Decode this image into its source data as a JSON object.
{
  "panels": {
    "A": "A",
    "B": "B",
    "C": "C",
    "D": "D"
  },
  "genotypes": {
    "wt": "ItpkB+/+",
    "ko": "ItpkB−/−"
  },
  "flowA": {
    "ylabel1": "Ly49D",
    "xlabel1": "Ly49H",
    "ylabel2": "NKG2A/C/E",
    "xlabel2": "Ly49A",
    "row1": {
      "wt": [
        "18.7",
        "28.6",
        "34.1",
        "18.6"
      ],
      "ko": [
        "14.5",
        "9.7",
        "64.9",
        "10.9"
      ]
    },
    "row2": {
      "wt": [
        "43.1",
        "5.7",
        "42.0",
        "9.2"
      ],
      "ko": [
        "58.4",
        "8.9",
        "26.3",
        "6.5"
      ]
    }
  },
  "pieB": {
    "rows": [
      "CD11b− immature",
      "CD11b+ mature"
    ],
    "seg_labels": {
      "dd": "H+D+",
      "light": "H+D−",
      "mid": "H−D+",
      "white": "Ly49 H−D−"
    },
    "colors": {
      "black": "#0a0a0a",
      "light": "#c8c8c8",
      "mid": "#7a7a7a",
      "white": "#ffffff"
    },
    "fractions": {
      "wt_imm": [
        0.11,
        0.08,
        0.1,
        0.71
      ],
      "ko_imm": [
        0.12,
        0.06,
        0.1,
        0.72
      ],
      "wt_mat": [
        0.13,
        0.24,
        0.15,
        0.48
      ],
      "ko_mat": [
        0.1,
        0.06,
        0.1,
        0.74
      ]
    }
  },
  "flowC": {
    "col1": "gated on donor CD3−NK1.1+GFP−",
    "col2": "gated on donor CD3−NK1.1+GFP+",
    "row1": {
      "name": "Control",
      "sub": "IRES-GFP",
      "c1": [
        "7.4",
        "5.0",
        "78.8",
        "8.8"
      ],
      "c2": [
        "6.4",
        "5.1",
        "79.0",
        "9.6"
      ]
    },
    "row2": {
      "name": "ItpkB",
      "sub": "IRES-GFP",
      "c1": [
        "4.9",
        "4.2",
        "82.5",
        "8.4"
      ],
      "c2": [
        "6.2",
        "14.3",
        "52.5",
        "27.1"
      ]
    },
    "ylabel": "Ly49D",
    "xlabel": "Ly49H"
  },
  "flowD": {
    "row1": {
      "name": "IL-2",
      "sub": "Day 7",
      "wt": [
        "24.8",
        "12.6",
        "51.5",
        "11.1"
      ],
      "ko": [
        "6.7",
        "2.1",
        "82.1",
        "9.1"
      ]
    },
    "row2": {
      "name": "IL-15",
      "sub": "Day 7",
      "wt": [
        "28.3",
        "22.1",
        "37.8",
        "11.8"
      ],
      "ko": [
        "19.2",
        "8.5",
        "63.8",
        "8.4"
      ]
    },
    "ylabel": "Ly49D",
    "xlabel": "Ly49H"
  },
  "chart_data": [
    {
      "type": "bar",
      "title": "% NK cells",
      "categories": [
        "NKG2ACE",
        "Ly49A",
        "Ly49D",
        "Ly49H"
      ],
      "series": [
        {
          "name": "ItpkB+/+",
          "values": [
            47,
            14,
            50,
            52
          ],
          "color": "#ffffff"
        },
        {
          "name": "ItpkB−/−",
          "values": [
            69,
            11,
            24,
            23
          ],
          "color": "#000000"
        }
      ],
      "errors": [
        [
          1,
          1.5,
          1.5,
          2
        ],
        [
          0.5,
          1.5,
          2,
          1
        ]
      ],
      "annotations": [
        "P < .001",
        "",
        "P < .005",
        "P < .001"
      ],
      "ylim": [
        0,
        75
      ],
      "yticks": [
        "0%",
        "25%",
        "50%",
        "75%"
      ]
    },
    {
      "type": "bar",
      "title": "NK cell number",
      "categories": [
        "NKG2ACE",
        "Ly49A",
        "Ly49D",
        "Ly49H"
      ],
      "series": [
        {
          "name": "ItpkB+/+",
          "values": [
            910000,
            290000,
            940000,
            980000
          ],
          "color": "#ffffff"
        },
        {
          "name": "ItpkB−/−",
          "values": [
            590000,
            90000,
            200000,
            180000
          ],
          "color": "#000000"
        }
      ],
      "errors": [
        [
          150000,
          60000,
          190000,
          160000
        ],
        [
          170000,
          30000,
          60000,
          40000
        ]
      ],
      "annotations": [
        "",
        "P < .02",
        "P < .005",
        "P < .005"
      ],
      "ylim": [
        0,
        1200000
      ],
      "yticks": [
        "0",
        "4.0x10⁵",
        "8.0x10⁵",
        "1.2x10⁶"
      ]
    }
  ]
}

----

How to complete this task:
Take the lines above and retype all of them exactly.

Solution:
Decode this image into its source data as a JSON object.
{
  "panels": {
    "A": "A",
    "B": "B",
    "C": "C",
    "D": "D"
  },
  "genotypes": {
    "wt": "ItpkB+/+",
    "ko": "ItpkB−/−"
  },
  "flowA": {
    "ylabel1": "Ly49D",
    "xlabel1": "Ly49H",
    "ylabel2": "NKG2A/C/E",
    "xlabel2": "Ly49A",
    "row1": {
      "wt": [
        "18.7",
        "28.6",
        "34.1",
        "18.6"
      ],
      "ko": [
        "14.5",
        "9.7",
        "64.9",
        "10.9"
      ]
    },
    "row2": {
      "wt": [
        "43.1",
        "5.7",
        "42.0",
        "9.2"
      ],
      "ko": [
        "58.4",
        "8.9",
        "26.3",
        "6.5"
      ]
    }
  },
  "pieB": {
    "rows": [
      "CD11b− immature",
      "CD11b+ mature"
    ],
    "seg_labels": {
      "dd": "H+D+",
      "light": "H+D−",
      "mid": "H−D+",
      "white": "Ly49 H−D−"
    },
    "colors": {
      "black": "#0a0a0a",
      "light": "#c8c8c8",
      "mid": "#7a7a7a",
      "white": "#ffffff"
    },
    "fractions": {
      "wt_imm": [
        0.11,
        0.08,
        0.1,
        0.71
      ],
      "ko_imm": [
        0.12,
        0.06,
        0.1,
        0.72
      ],
      "wt_mat": [
        0.13,
        0.24,
        0.15,
        0.48
      ],
      "ko_mat": [
        0.1,
        0.06,
        0.1,
        0.74
      ]
    }
  },
  "flowC": {
    "col1": "gated on donor CD3−NK1.1+GFP−",
    "col2": "gated on donor CD3−NK1.1+GFP+",
    "row1": {
      "name": "Control",
      "sub": "IRES-GFP",
      "c1": [
        "7.4",
        "5.0",
        "78.8",
        "8.8"
      ],
      "c2": [
        "6.4",
        "5.1",
        "79.0",
        "9.6"
      ]
    },
    "row2": {
      "name": "ItpkB",
      "sub": "IRES-GFP",
      "c1": [
        "4.9",
        "4.2",
        "82.5",
        "8.4"
      ],
      "c2": [
        "6.2",
        "14.3",
        "52.5",
        "27.1"
      ]
    },
    "ylabel": "Ly49D",
    "xlabel": "Ly49H"
  },
  "flowD": {
    "row1": {
      "name": "IL-2",
      "sub": "Day 7",
      "wt": [
        "24.8",
        "12.6",
        "51.5",
        "11.1"
      ],
      "ko": [
        "6.7",
        "2.1",
        "82.1",
        "9.1"
      ]
    },
    "row2": {
      "name": "IL-15",
      "sub": "Day 7",
      "wt": [
        "28.3",
        "22.1",
        "37.8",
        "11.8"
      ],
      "ko": [
        "19.2",
        "8.5",
        "63.8",
        "8.4"
      ]
    },
    "ylabel": "Ly49D",
    "xlabel": "Ly49H"
  },
  "chart_data": [
    {
      "type": "bar",
      "title": "% NK cells",
      "categories": [
        "NKG2ACE",
        "Ly49A",
        "Ly49D",
        "Ly49H"
      ],
      "series": [
        {
          "name": "ItpkB+/+",
          "values": [
            47,
            14,
            50,
            52
          ],
          "color": "#ffffff"
        },
        {
          "name": "ItpkB−/−",
          "values": [
            69,
            11,
            24,
            23
          ],
          "color": "#000000"
        }
      ],
      "errors": [
        [
          1,
          1.5,
          1.5,
          2
        ],
        [
          0.5,
          1.5,
          2,
          1
        ]
      ],
      "annotations": [
        "P < .001",
        "",
        "P < .005",
        "P < .001"
      ],
      "ylim": [
        0,
        75
      ],
      "yticks": [
        "0%",
        "25%",
        "50%",
        "75%"
      ]
    },
    {
      "type": "bar",
      "title": "NK cell number",
      "categories": [
        "NKG2ACE",
        "Ly49A",
        "Ly49D",
        "Ly49H"
      ],
      "series": [
        {
          "name": "ItpkB+/+",
          "values": [
            910000,
            290000,
            940000,
            980000
          ],
          "color": "#ffffff"
        },
        {
          "name": "ItpkB−/−",
          "values": [
            590000,
            90000,
            200000,
            180000
          ],
          "color": "#000000"
        }
      ],
      "errors": [
        [
          150000,
          60000,
          190000,
          160000
        ],
        [
          170000,
          30000,
          60000,
          40000
        ]
      ],
      "annotations": [
        "",
        "P < .02",
        "P < .005",
        "P < .005"
      ],
      "ylim": [
        0,
        1200000
      ],
      "yticks": [
        "0",
        "4.0x10⁵",
        "8.0x10⁵",
        "1.2x10⁶"
      ]
    }
  ]
}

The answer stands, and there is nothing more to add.